Вопросы по тексту:
[1] Ответьте на вопросы по отрывку о кафе «Печора».
(a) Как сейчас называется Калининский проспект?
(b) Сколько вечеров в неделю в кафе «Печора» играли джаз?
(c) Кем назван Володя Буланов?
[2] Определите, соответствуют ли утверждения отрывку о кафе «Печора». Ответ «да» или «нет» подтвердите точной цитатой.
(a) Калининский проспект проложили через старый Арбат.
(b) «Печора» была самым роскошным заведением на проспекте.
(c) Публика шла в «Печору» только из ближайших кварталов.

Исходный текст:
Да и шашлыки в общепите сочнее не стали.
В 1969 года питательно-развлекательная жизнь столицы получила дополнительные площади, а молодежь — новый «Бродвей». На прорубленном через старый Арбат Калининском проспекте (ныне Новый Арбат) открылись лучшие — разумеется, по советским меркам — магазины, рестораны, кафе и бары. Однако самое, пожалуй, скромное из них скоро стало и наиболее посещаемым. Это было кафе «Печора», где шесть вечеров в неделю играли джаз. И тогда сюда специально «на замечательного трубача Германа Лукьянова» и «на великолепного барабанщика Володю Буланова» устремлялась публика со всех концов Москвы. В результате у входа неизменно клубилась огромная толпа. А довольно приличный зал забивался под завязку.

[Сохранённые записи данных]
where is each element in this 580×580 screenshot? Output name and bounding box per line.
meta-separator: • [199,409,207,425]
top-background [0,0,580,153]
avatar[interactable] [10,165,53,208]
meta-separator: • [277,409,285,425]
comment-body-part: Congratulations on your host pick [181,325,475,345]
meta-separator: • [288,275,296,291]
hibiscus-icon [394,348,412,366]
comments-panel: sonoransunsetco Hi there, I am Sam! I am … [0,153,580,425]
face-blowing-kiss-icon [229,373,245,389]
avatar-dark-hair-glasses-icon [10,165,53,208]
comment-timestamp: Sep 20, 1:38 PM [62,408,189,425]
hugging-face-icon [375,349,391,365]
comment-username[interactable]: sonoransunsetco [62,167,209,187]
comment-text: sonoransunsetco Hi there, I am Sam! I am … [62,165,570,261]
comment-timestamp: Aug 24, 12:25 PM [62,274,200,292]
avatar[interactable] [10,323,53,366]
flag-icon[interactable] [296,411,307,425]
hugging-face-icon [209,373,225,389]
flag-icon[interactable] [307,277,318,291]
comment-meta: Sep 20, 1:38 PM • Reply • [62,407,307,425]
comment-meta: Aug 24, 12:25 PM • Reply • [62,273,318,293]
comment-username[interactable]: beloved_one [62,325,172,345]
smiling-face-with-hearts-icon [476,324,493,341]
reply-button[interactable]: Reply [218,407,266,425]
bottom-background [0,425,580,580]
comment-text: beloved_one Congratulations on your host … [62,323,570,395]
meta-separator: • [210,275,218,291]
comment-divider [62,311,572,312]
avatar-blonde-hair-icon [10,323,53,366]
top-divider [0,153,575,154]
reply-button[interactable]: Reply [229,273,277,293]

Ответы к заданиям:
[1]
(a) Новый Арбат.
(b) Шесть.
(c) Великолепным барабанщиком.

[2]
(a) Да: «На прорубленном через старый Арбат Калининском проспекте».
(b) Нет: «самое, пожалуй, скромное из них».
(c) Нет: «устремлялась публика со всех концов Москвы».